## Start Supplied text

Ako Mitchell (00:04):
Beneath a vast cloudless sky in the serene New Mexico desert, a man emerges from a rustic clay home. A persistent heat beats down on the intense red landscape. It’s the year 2000 and Don Redman, Mark Lombardi’s old friend, is the artist-in-residence and custodian of a mud brick house. It’s the former home of artist Georgia O’Keeffe, which harmoniously blends in with the natural surroundings. Don’s life has moved on. He’s left Houston and become a father, starting a fresh in New Mexico. Which is why what happens next is even more surprising.

Don Redman (00:56):
I ran into Day Barlow and it was kind of shocking.

Ako Mitchell (01:00):
It’s been a few years since Don last saw Mark and his wife Day. She looks older, a little tired. Then she blurts it out.

Don Redman (01:10):
She said, Mark and I got a divorce and Mark’s moved to New York, and I was like, well what’s going on? Because Day and I were kind of friends. I know he totally loved Day. I’m curious to why he even went to New York.

Ako Mitchell (01:25):
Don doesn’t know what to say but Day keeps talking anyway. The couple that were always a little unusual have finally succumbed to the pressure of difference. Day’s corporate job supporting them, her disinterest in Mark’s work and his growing obsessions with the power brokers of the world – the bankers, the Bush dynasty, even the Bin Ladens.

Andy Feehan (01:52):
One day Mark came to me when he and his wife were splitting up and he handed me a bunch of little micro cassettes off an answering machine.

Ako Mitchell (02:02):
Mark even had a secret job, which Day likely had no idea about, but that he shared with his close friends like Andy Feehan.

Andy Feehan (02:13):
They were conversations that he had secretly recorded with his wife and some guy talking and I was just like, Mark, oh no, no, no, no, no, no. I don’t want this. This is none of my business. And he said, yeah, well, I’ve been doing private eye stuff and so this is part of what I do.

Ako Mitchell (02:33):
Mark has been snooping on Day and he’s found something

Michael Hollis (02:38):
The way I remember it, she was cheating on him with a Houston cop and that didn’t go over too well.

## End Supplied text

Problem set ->
- a) In the entries, rewrite as a numbered list the lines from the one containing "Patent image size: (536, 367)." up to and including the one containing "The liquid level 53 is at (199, 70).", leaving out blank lines.
- b) Continue the transcript about Mark Lombardi from its last line.

## Start Supplied information

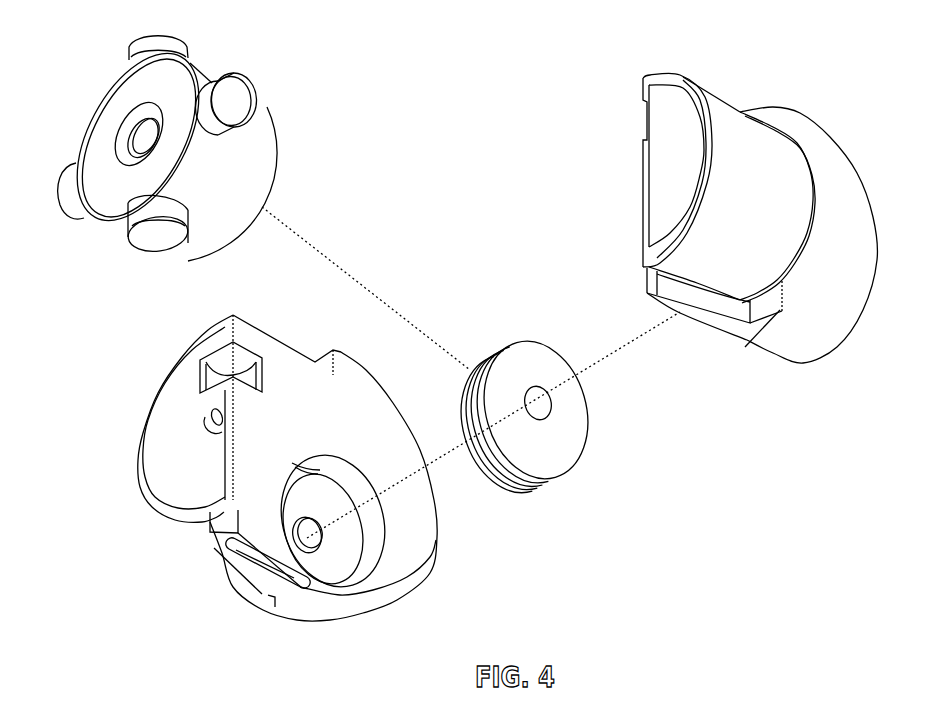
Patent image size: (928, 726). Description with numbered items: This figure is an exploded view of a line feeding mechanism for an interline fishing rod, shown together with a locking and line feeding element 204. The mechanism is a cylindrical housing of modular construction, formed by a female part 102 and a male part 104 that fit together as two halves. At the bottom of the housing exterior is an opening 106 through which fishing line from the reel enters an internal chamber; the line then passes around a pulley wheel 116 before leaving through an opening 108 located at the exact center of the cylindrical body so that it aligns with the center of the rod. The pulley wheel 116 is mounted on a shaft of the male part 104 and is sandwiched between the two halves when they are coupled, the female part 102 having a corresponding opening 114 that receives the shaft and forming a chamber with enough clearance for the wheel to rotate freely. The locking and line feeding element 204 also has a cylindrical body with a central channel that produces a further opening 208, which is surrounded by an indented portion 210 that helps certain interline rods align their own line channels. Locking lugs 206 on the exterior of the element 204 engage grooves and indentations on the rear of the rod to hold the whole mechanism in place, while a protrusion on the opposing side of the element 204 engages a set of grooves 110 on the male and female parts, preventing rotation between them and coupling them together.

The female part 102 is at (137, 453).
The male part 104 is at (718, 100).
The opening 106 is at (280, 573).
The opening 108 is at (212, 413).
The set of grooves 110 is at (215, 353).
The opening 114 is at (320, 547).
The pulley wheel 116 is at (570, 455).
The locking and line feeding element 204 is at (280, 147).
The locking lugs 206 is at (236, 94).
The opening 208 is at (138, 138).
The indented portion 210 is at (145, 112).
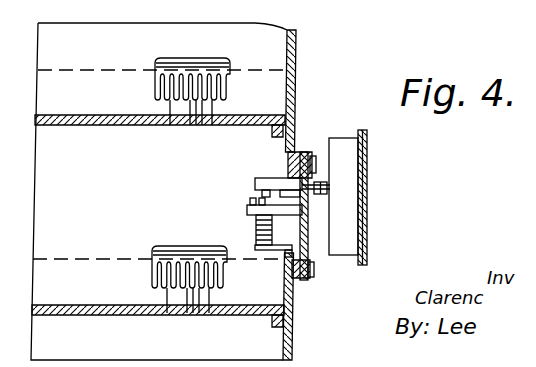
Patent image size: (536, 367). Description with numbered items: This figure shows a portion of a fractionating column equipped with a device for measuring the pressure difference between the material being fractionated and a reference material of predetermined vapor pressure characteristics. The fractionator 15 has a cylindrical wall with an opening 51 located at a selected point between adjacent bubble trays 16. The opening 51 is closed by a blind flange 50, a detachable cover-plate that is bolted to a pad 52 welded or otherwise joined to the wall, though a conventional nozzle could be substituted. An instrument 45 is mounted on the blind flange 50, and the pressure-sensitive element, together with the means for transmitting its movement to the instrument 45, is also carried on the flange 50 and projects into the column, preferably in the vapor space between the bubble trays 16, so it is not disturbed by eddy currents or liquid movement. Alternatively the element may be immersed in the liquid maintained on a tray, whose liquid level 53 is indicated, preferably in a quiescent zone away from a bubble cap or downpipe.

The fractionator 15 is at (297, 45).
The bubble trays 16 is at (107, 101).
The instrument 45 is at (331, 137).
The blind flange 50 is at (306, 250).
The opening 51 is at (288, 232).
The pad 52 is at (301, 283).
The liquid level 53 is at (199, 70).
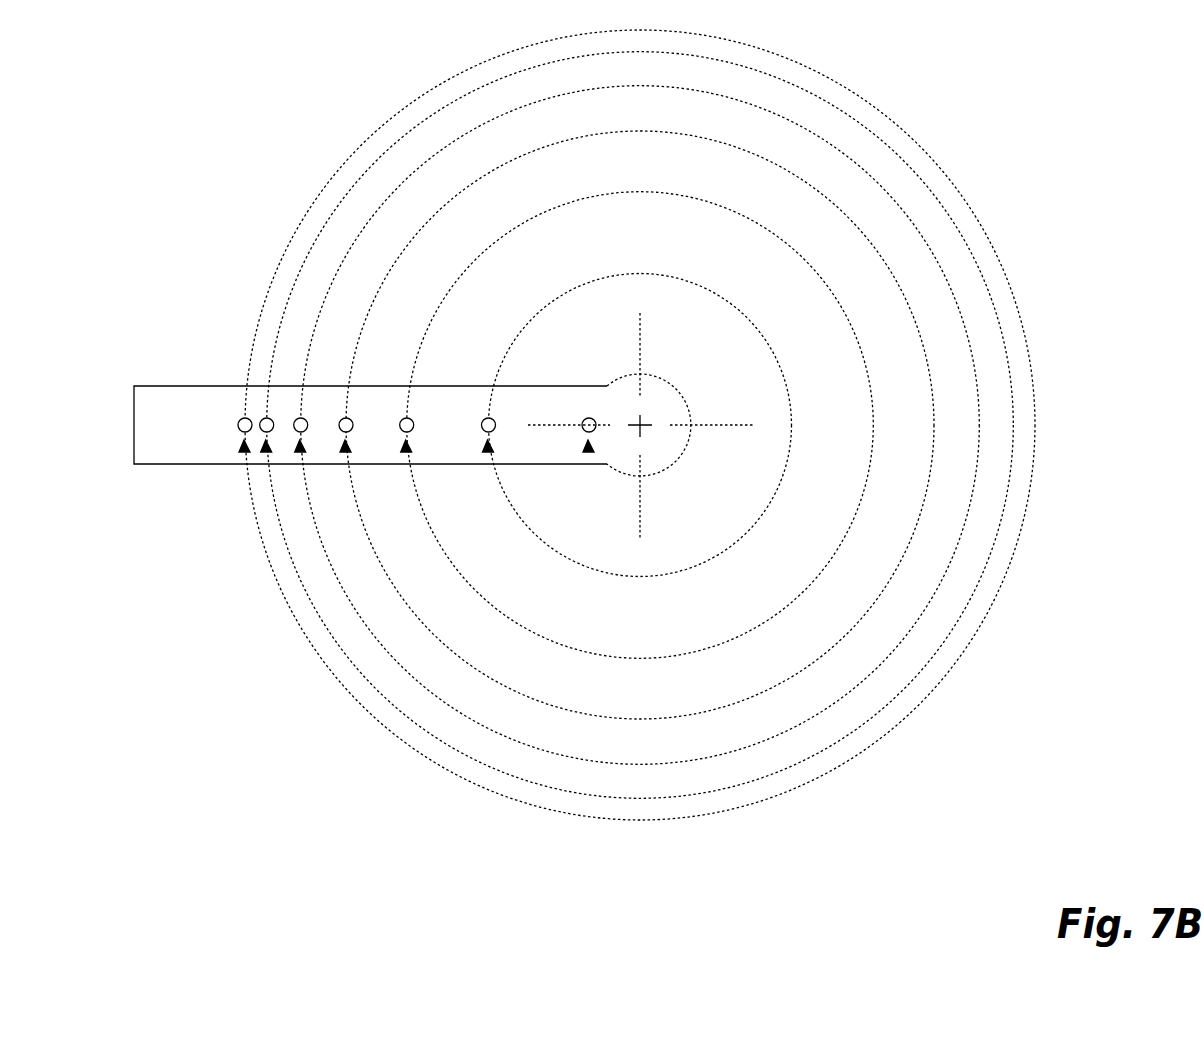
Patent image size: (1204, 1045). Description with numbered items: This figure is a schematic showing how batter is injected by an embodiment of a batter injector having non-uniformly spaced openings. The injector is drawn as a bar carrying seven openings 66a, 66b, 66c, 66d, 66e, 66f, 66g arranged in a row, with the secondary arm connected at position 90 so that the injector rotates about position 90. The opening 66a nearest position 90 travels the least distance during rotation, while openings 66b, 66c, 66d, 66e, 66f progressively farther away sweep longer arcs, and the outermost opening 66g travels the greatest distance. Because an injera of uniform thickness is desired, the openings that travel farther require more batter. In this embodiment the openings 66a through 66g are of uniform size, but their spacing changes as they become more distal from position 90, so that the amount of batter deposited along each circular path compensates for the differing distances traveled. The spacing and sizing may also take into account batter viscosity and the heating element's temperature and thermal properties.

The opening 66a is at (592, 425).
The opening 66b is at (634, 425).
The opening 66c is at (632, 425).
The opening 66d is at (632, 425).
The opening 66e is at (632, 425).
The opening 66f is at (260, 420).
The opening 66g is at (240, 418).
The position 90 is at (655, 398).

## End Supplied information

Responses to the tasks ->
- a)
1. Patent image size: (536, 367). Description with numbered items: This figure shows a portion of a fractionating column equipped with a device for measuring the pressure difference between the material being fractionated and a reference material of predetermined vapor pressure characteristics. The fractionator 15 has a cylindrical wall with an opening 51 located at a selected point between adjacent bubble trays 16. The opening 51 is closed by a blind flange 50, a detachable cover-plate that is bolted to a pad 52 welded or otherwise joined to the wall, though a conventional nozzle could be substituted. An instrument 45 is mounted on the blind flange 50, and the pressure-sensitive element, together with the means for transmitting its movement to the instrument 45, is also carried on the flange 50 and projects into the column, preferably in the vapor space between the bubble trays 16, so it is not disturbed by eddy currents or liquid movement. Alternatively the element may be immersed in the liquid maintained on a tray, whose liquid level 53 is indicated, preferably in a quiescent zone away from a bubble cap or downpipe.
2. The fractionator 15 is at (297, 45).
3. The bubble trays 16 is at (107, 101).
4. The instrument 45 is at (331, 137).
5. The blind flange 50 is at (306, 250).
6. The opening 51 is at (288, 232).
7. The pad 52 is at (301, 283).
8. The liquid level 53 is at (199, 70).

- b)
Ako Mitchell (02:48):
But their marriage, already straining under the stress of Mark’s obsessions and his lack of commercial success, has already collapsed.

Mark Lombardi (02:58):
A story perhaps it had oh, some dark passages to it.

Jim Holland (03:04):
He did know how to fix it, but he said, I want to, but I don’t know how. So I think at some point he just said, I’m going to choose one or the other, and I guess he chose art.

Mark Lombardi (03:13):
That is really where I get a buzz. That is where my energy is renewed every day.

Ako Mitchell (03:20):
For the first time in his life, aged 45, has Mark Lombardi committed to what makes him happy? Or has he finally been swallowed by his obsessions? Elegant drawings, visualizing the hidden architecture of power, money, and influence.

Rafael Vargas-Suarez (03:40):
He let the work speak for itself. Nobody was making art like this and they still haven’t. Nobody’s made work like this.

Ako Mitchell (03:48):
And it’s his commitment that sets in motion the making of the man we know today. Mark doesn’t know it yet, but his years of toiling as a struggling researcher are about to come to an end.

Mark Lombardi (04:00):
And this is my way of coping, of dealing with it..

Ako Mitchell (04:05):
For better or worse.

Rafael Vargas-Suarez (04:07):
I don’t want to say it was an overnight success, but things started happening really, really, really fast for him.

Ako Mitchell (04:20):
This is The Illuminator: Art, Conspiracy and Madness. The story of conceptual artist Mark Lombardi’s rise to fame, whose brilliant genius had devastating consequences. I’m Ako Mitchell and this is episode four, The Mother of All Bank Scandals.

(04:51):
New York City, the place where Mark Lombardi would succeed and achieve the recognition he craved most.

Irv Tepper (05:04):
Mark Lombardi had to survive and did what he had to do.

Ako Mitchell (05:08):
He’s living in a tiny loft apartment, no more than 500 square feet on the south side of Williamsburg, Brooklyn. A loft advertised on the Village Voice classifieds. His friend Irv Tepper is horrified.

Irv Tepper (05:22):
The living situation was horrible, I thought. I couldn’t live in that place he was living in. It was like this smallish place. It was a warehouse. It was divided off. These windows that led to 24 hour car wash way that are blasting Puerto Rican music. That’s what I remember. I can’t imagine going home to that.

Ako Mitchell (05:44):
In the shadow of his failed marriage and ill-fated galleries, many of Mark’s friends advise him against moving to New York. Including Irv, who lives in Manhattan.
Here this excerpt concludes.